Collected data entries:

····················

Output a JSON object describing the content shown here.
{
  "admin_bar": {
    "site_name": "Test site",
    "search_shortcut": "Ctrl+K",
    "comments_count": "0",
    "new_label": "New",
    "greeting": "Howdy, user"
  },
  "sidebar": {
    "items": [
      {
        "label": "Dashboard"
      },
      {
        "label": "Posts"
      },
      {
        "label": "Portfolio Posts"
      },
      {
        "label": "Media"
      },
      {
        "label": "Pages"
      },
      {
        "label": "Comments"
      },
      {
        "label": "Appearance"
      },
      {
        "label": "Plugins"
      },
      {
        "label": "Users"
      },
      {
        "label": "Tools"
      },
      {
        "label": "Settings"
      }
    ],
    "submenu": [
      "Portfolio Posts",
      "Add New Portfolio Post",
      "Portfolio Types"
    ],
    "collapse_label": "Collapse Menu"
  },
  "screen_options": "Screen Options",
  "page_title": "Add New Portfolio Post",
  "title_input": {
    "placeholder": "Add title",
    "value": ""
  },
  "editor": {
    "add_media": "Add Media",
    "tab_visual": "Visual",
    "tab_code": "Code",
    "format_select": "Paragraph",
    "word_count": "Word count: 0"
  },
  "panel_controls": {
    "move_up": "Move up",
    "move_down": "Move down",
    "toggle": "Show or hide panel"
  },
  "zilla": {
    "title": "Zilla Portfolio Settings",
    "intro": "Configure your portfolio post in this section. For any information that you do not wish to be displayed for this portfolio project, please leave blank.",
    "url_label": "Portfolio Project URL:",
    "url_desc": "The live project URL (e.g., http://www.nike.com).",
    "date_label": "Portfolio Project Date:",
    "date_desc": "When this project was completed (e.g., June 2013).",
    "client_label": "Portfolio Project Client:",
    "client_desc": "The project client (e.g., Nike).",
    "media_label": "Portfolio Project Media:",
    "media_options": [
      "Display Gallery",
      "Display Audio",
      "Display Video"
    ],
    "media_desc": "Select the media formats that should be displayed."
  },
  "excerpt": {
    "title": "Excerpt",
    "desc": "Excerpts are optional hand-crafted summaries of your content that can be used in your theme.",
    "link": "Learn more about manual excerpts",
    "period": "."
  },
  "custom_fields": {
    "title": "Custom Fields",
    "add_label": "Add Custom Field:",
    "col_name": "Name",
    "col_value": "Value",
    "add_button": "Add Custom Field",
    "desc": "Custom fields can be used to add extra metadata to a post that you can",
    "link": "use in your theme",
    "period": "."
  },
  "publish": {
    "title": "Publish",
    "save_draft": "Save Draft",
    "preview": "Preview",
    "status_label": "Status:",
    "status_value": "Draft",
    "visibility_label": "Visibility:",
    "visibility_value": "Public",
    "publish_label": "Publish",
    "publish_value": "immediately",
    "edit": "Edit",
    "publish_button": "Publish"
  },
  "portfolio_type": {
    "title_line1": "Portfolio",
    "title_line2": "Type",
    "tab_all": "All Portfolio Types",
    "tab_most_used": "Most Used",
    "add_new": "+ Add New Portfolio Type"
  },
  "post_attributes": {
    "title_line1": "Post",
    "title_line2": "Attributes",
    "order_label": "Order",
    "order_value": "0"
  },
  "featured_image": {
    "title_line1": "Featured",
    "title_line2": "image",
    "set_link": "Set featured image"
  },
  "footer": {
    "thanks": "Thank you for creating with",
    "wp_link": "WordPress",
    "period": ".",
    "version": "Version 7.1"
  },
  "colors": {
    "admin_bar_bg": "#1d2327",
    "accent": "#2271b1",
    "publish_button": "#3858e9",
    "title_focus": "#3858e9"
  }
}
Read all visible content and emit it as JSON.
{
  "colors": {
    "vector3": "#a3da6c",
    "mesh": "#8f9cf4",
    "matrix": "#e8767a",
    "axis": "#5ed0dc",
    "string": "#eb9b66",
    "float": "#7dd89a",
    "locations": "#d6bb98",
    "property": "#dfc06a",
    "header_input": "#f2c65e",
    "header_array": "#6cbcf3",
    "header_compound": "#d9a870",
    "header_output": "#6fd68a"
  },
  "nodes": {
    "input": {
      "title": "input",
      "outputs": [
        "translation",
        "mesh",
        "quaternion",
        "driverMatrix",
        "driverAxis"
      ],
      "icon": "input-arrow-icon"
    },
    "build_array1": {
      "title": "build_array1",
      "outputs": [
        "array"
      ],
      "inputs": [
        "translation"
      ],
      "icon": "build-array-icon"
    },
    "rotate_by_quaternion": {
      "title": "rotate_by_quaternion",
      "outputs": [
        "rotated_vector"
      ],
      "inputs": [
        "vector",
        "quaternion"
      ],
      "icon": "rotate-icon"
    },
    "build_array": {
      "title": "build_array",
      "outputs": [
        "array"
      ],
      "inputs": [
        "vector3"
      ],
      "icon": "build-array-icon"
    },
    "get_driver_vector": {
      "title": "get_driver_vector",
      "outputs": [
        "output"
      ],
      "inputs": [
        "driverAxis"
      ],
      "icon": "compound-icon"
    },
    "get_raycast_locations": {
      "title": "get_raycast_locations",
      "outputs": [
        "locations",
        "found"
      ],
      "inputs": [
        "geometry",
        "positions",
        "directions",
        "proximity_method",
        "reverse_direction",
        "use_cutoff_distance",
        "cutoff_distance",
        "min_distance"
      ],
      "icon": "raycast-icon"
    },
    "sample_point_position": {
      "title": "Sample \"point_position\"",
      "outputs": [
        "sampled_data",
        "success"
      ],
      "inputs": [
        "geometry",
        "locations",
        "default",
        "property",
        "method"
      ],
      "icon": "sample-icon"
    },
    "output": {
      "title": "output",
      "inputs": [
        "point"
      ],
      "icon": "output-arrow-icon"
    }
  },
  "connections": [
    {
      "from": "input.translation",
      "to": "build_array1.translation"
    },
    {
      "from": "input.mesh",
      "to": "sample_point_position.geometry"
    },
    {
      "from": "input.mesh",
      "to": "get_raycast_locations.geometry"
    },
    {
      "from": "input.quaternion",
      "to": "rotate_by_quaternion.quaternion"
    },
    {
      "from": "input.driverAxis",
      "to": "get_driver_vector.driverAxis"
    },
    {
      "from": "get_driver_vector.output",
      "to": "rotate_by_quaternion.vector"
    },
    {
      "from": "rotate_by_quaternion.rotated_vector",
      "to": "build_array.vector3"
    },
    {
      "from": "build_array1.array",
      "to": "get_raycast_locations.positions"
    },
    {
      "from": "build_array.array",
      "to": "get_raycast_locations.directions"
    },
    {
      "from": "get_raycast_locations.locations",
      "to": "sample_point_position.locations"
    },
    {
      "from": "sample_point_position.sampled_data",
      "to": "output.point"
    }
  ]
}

····················

Return the entries in full, keeping every line exactly as it is.

Right answer
Output a JSON object describing the content shown here.
{
  "admin_bar": {
    "site_name": "Test site",
    "search_shortcut": "Ctrl+K",
    "comments_count": "0",
    "new_label": "New",
    "greeting": "Howdy, user"
  },
  "sidebar": {
    "items": [
      {
        "label": "Dashboard"
      },
      {
        "label": "Posts"
      },
      {
        "label": "Portfolio Posts"
      },
      {
        "label": "Media"
      },
      {
        "label": "Pages"
      },
      {
        "label": "Comments"
      },
      {
        "label": "Appearance"
      },
      {
        "label": "Plugins"
      },
      {
        "label": "Users"
      },
      {
        "label": "Tools"
      },
      {
        "label": "Settings"
      }
    ],
    "submenu": [
      "Portfolio Posts",
      "Add New Portfolio Post",
      "Portfolio Types"
    ],
    "collapse_label": "Collapse Menu"
  },
  "screen_options": "Screen Options",
  "page_title": "Add New Portfolio Post",
  "title_input": {
    "placeholder": "Add title",
    "value": ""
  },
  "editor": {
    "add_media": "Add Media",
    "tab_visual": "Visual",
    "tab_code": "Code",
    "format_select": "Paragraph",
    "word_count": "Word count: 0"
  },
  "panel_controls": {
    "move_up": "Move up",
    "move_down": "Move down",
    "toggle": "Show or hide panel"
  },
  "zilla": {
    "title": "Zilla Portfolio Settings",
    "intro": "Configure your portfolio post in this section. For any information that you do not wish to be displayed for this portfolio project, please leave blank.",
    "url_label": "Portfolio Project URL:",
    "url_desc": "The live project URL (e.g., http://www.nike.com).",
    "date_label": "Portfolio Project Date:",
    "date_desc": "When this project was completed (e.g., June 2013).",
    "client_label": "Portfolio Project Client:",
    "client_desc": "The project client (e.g., Nike).",
    "media_label": "Portfolio Project Media:",
    "media_options": [
      "Display Gallery",
      "Display Audio",
      "Display Video"
    ],
    "media_desc": "Select the media formats that should be displayed."
  },
  "excerpt": {
    "title": "Excerpt",
    "desc": "Excerpts are optional hand-crafted summaries of your content that can be used in your theme.",
    "link": "Learn more about manual excerpts",
    "period": "."
  },
  "custom_fields": {
    "title": "Custom Fields",
    "add_label": "Add Custom Field:",
    "col_name": "Name",
    "col_value": "Value",
    "add_button": "Add Custom Field",
    "desc": "Custom fields can be used to add extra metadata to a post that you can",
    "link": "use in your theme",
    "period": "."
  },
  "publish": {
    "title": "Publish",
    "save_draft": "Save Draft",
    "preview": "Preview",
    "status_label": "Status:",
    "status_value": "Draft",
    "visibility_label": "Visibility:",
    "visibility_value": "Public",
    "publish_label": "Publish",
    "publish_value": "immediately",
    "edit": "Edit",
    "publish_button": "Publish"
  },
  "portfolio_type": {
    "title_line1": "Portfolio",
    "title_line2": "Type",
    "tab_all": "All Portfolio Types",
    "tab_most_used": "Most Used",
    "add_new": "+ Add New Portfolio Type"
  },
  "post_attributes": {
    "title_line1": "Post",
    "title_line2": "Attributes",
    "order_label": "Order",
    "order_value": "0"
  },
  "featured_image": {
    "title_line1": "Featured",
    "title_line2": "image",
    "set_link": "Set featured image"
  },
  "footer": {
    "thanks": "Thank you for creating with",
    "wp_link": "WordPress",
    "period": ".",
    "version": "Version 7.1"
  },
  "colors": {
    "admin_bar_bg": "#1d2327",
    "accent": "#2271b1",
    "publish_button": "#3858e9",
    "title_focus": "#3858e9"
  }
}
Read all visible content and emit it as JSON.
{
  "colors": {
    "vector3": "#a3da6c",
    "mesh": "#8f9cf4",
    "matrix": "#e8767a",
    "axis": "#5ed0dc",
    "string": "#eb9b66",
    "float": "#7dd89a",
    "locations": "#d6bb98",
    "property": "#dfc06a",
    "header_input": "#f2c65e",
    "header_array": "#6cbcf3",
    "header_compound": "#d9a870",
    "header_output": "#6fd68a"
  },
  "nodes": {
    "input": {
      "title": "input",
      "outputs": [
        "translation",
        "mesh",
        "quaternion",
        "driverMatrix",
        "driverAxis"
      ],
      "icon": "input-arrow-icon"
    },
    "build_array1": {
      "title": "build_array1",
      "outputs": [
        "array"
      ],
      "inputs": [
        "translation"
      ],
      "icon": "build-array-icon"
    },
    "rotate_by_quaternion": {
      "title": "rotate_by_quaternion",
      "outputs": [
        "rotated_vector"
      ],
      "inputs": [
        "vector",
        "quaternion"
      ],
      "icon": "rotate-icon"
    },
    "build_array": {
      "title": "build_array",
      "outputs": [
        "array"
      ],
      "inputs": [
        "vector3"
      ],
      "icon": "build-array-icon"
    },
    "get_driver_vector": {
      "title": "get_driver_vector",
      "outputs": [
        "output"
      ],
      "inputs": [
        "driverAxis"
      ],
      "icon": "compound-icon"
    },
    "get_raycast_locations": {
      "title": "get_raycast_locations",
      "outputs": [
        "locations",
        "found"
      ],
      "inputs": [
        "geometry",
        "positions",
        "directions",
        "proximity_method",
        "reverse_direction",
        "use_cutoff_distance",
        "cutoff_distance",
        "min_distance"
      ],
      "icon": "raycast-icon"
    },
    "sample_point_position": {
      "title": "Sample \"point_position\"",
      "outputs": [
        "sampled_data",
        "success"
      ],
      "inputs": [
        "geometry",
        "locations",
        "default",
        "property",
        "method"
      ],
      "icon": "sample-icon"
    },
    "output": {
      "title": "output",
      "inputs": [
        "point"
      ],
      "icon": "output-arrow-icon"
    }
  },
  "connections": [
    {
      "from": "input.translation",
      "to": "build_array1.translation"
    },
    {
      "from": "input.mesh",
      "to": "sample_point_position.geometry"
    },
    {
      "from": "input.mesh",
      "to": "get_raycast_locations.geometry"
    },
    {
      "from": "input.quaternion",
      "to": "rotate_by_quaternion.quaternion"
    },
    {
      "from": "input.driverAxis",
      "to": "get_driver_vector.driverAxis"
    },
    {
      "from": "get_driver_vector.output",
      "to": "rotate_by_quaternion.vector"
    },
    {
      "from": "rotate_by_quaternion.rotated_vector",
      "to": "build_array.vector3"
    },
    {
      "from": "build_array1.array",
      "to": "get_raycast_locations.positions"
    },
    {
      "from": "build_array.array",
      "to": "get_raycast_locations.directions"
    },
    {
      "from": "get_raycast_locations.locations",
      "to": "sample_point_position.locations"
    },
    {
      "from": "sample_point_position.sampled_data",
      "to": "output.point"
    }
  ]
}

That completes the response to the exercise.